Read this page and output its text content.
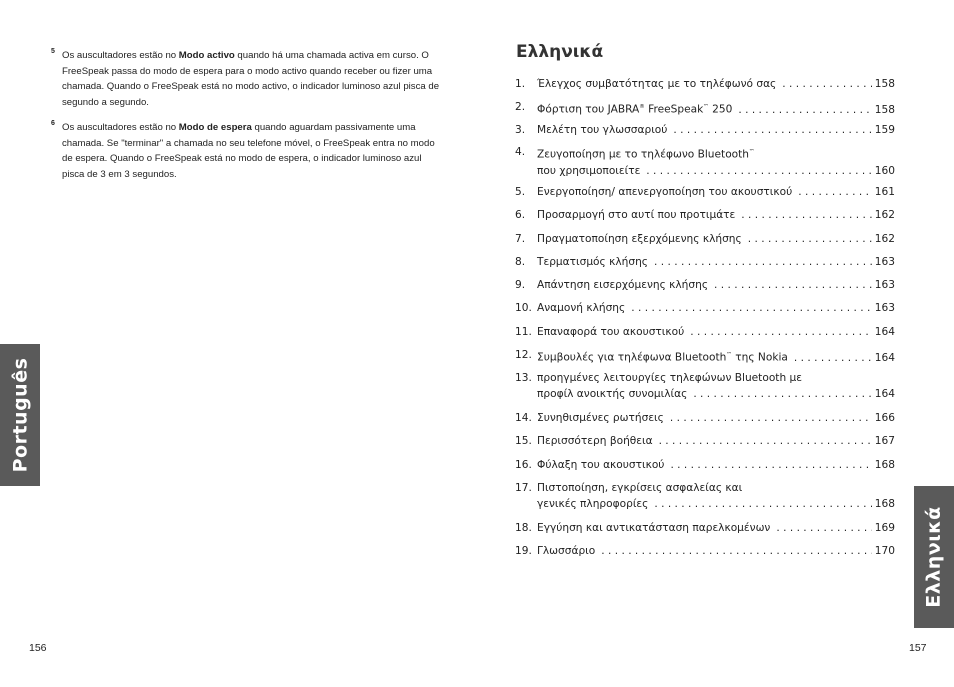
5 Os auscultadores estão no Modo activo quando há uma chamada activa em curso. O FreeSpeak passa do modo de espera para o modo activo quando receber ou fizer uma chamada. Quando o FreeSpeak está no modo activo, o indicador luminoso azul pisca de segundo a segundo.
6 Os auscultadores estão no Modo de espera quando aguardam passivamente uma chamada. Se "terminar" a chamada no seu telefone móvel, o FreeSpeak entra no modo de espera. Quando o FreeSpeak está no modo de espera, o indicador luminoso azul pisca de 3 em 3 segundos.
Português
156
Ελληνικά
1. Έλεγχος συμβατότητας με το τηλέφωνό σας . . .	158
2. Φόρτιση του JABRA® FreeSpeak™ 250 . . .	158
3. Μελέτη του γλωσσαριού . . .	159
4.	Ζευγοποίηση με το τηλέφωνο Bluetooth™
που χρησιμοποιείτε . . .	160
5. Ενεργοποίηση/ απενεργοποίηση του ακουστικού . . .	161
6. Προσαρμογή στο αυτί που προτιμάτε . . .	162
7. Πραγματοποίηση εξερχόμενης κλήσης . . .	162
8. Τερματισμός κλήσης . . .	163
9. Απάντηση εισερχόμενης κλήσης . . .	163
10. Αναμονή κλήσης . . .	163
11. Επαναφορά του ακουστικού . . .	164
12. Συμβουλές για τηλέφωνα Bluetooth™ της Nokia . . .	164
13. προηγμένες λειτουργίες τηλεφώνων Bluetooth με
προφίλ ανοικτής συνομιλίας . . .	164
14. Συνηθισμένες ρωτήσεις . . .	166
15. Περισσότερη βοήθεια . . .	167
16. Φύλαξη του ακουστικού . . .	168
17. Πιστοποίηση, εγκρίσεις ασφαλείας και
γενικές πληροφορίες . . .	168
18. Εγγύηση και αντικατάσταση παρελκομένων . . .	169
19. Γλωσσάριο . . .	170 Ελληνικά
157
☆ ☆ ☆ ☆ ☆
SET TASK: Restate each line of the records exactly; pictures do not belong in the copy.

EXERCISE ANSWER:
Read this page and output its text content.
5 Os auscultadores estão no Modo activo quando há uma chamada activa em curso. O FreeSpeak passa do modo de espera para o modo activo quando receber ou fizer uma chamada. Quando o FreeSpeak está no modo activo, o indicador luminoso azul pisca de segundo a segundo.
6 Os auscultadores estão no Modo de espera quando aguardam passivamente uma chamada. Se "terminar" a chamada no seu telefone móvel, o FreeSpeak entra no modo de espera. Quando o FreeSpeak está no modo de espera, o indicador luminoso azul pisca de 3 em 3 segundos.
Português
156
Ελληνικά
1. Έλεγχος συμβατότητας με το τηλέφωνό σας . . .	158
2. Φόρτιση του JABRA® FreeSpeak™ 250 . . .	158
3. Μελέτη του γλωσσαριού . . .	159
4.	Ζευγοποίηση με το τηλέφωνο Bluetooth™
που χρησιμοποιείτε . . .	160
5. Ενεργοποίηση/ απενεργοποίηση του ακουστικού . . .	161
6. Προσαρμογή στο αυτί που προτιμάτε . . .	162
7. Πραγματοποίηση εξερχόμενης κλήσης . . .	162
8. Τερματισμός κλήσης . . .	163
9. Απάντηση εισερχόμενης κλήσης . . .	163
10. Αναμονή κλήσης . . .	163
11. Επαναφορά του ακουστικού . . .	164
12. Συμβουλές για τηλέφωνα Bluetooth™ της Nokia . . .	164
13. προηγμένες λειτουργίες τηλεφώνων Bluetooth με
προφίλ ανοικτής συνομιλίας . . .	164
14. Συνηθισμένες ρωτήσεις . . .	166
15. Περισσότερη βοήθεια . . .	167
16. Φύλαξη του ακουστικού . . .	168
17. Πιστοποίηση, εγκρίσεις ασφαλείας και
γενικές πληροφορίες . . .	168
18. Εγγύηση και αντικατάσταση παρελκομένων . . .	169
19. Γλωσσάριο . . .	170 Ελληνικά
157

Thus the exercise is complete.